Posted on 16 January 2012 by Garibaldi

Martin_Luther_King_Malcolm_X

Two Extraordinary Men: Martin Luther King, Jr. and Malcolm X

The day when we are supposed to commemorate Martin Luther King, Jr.’s legacy and struggle for civil rights, justice and freedom is marked today, January 16th, 2012. It goes without saying that everyone owes MLK Jr. a debt of gratitude. Reflecting on his life the past few days, I have re-read the “Auto-biography of Martin Luther King, Jr.” edited by Clayborne Carson, mostly using material from his collected letters, speeches and writings.

There are innumerable ways in which we can remember his legacy, but there is a specific context and relevance that I want to highlight, one that American Muslims and all despised minorities can relate to and understand.

It begins with first acknowledging that, as Svend White noted, Martin Luther King, Jr. wasn’t exactly the universally loved and admired individual that we honor today. In his time, MLK was reviled, considered by some in their hysterical conspiratorial craze “a Communist,” the FBI followed his every movement, and while he was alive he was considered a national security threat.

…contrary to the comforting revisionism that reigns, King was not universally acclaimed and supported after his advent in American national consciousness, even a decade after his legendary speech.

It’s relatively well-known that elements in the government—especially J. Edgar Hoover, who was convinced that he was a Communist plant—ignored the fact that by the end of his life he was a radical social critic who applied his vision to far more than race relations. As he began to apply his values holistically and across racial lines, he lost support among many erstwhile allies.

King’s bravery and vision did not end at “race relations,” his dream was larger, that is why he condemned the Vietnam war and joined striking sanitation workers in Memphis.

MLK day is an awkward day for Islamophobes. His life stands in sharp contradistinction to their hate-filled polemic and activism. While MLK waged jihad for civil rights and freedom, anti-Muslims lobby to restrict freedoms, while MLK pushed for non-violence and opposed aggressive wars, Islamophobes stand in support of such wars–or at least the by-product of slaughtering “towel-heads.”

Stored records:

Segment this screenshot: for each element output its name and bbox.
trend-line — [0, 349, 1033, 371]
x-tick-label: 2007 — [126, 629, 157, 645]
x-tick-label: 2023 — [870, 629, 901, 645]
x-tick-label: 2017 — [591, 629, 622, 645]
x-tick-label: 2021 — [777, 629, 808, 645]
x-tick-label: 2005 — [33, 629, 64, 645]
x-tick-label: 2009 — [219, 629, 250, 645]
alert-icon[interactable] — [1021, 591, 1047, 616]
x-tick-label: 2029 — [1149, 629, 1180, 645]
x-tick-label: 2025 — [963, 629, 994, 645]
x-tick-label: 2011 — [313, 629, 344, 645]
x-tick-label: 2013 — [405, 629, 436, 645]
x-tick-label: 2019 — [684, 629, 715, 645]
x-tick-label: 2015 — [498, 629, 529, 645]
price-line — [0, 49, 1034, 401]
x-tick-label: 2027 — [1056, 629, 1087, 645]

Set exercise: Pick up the post on Martin Luther King, Jr. and Malcolm X at its last sentence and keep writing it. The items come from a separate source and have no connection to the post.

Result for this exercise:
Can you imagine what their reaction would be to one of King’s most famous, if less well known statements given during his “Beyond Vietnam” address,

 The USA is the greatest purveyor of violence in the world today.

If MLK said that today (and it is as true today as it was in his time), rest assured he would be called a leftist, terrorist sympathizer, or perhaps even a “secret Mooslim.”

MLK represented the highest qualities of his Christian faith, but this did not lead him to exclusivist narrow mindedness, instead it opened doors of knowledge and reflection upon unifying principles between the various world religions:

‘I am speaking of that force which all of the great religions have seen as the supreme unifying principle of life. Love is somehow the key that unlocks the door which leads to ultimate reality. This Hindu-Muslim-Christian-Jewish-Buddhist belief about ultimate — ultimate reality is beautifully summed up in the first epistle of Saint John: ‘Let us love one another, for love is God. And every one that loveth is born of God and knoweth God. He that loveth not knoweth not God, for God is love.’ If we love one another, God dwelleth in us and his love is perfected in us.”

For saying the above MLK would be considered a “dhimmi” by the radical anti-Muslim Islamophobes. That is why a commemoration of MLK is awesome, it exposes the futility of hate, the absurdness of it, while also reminding us that there is much work to be done to reach a dream that has not been understood or realized.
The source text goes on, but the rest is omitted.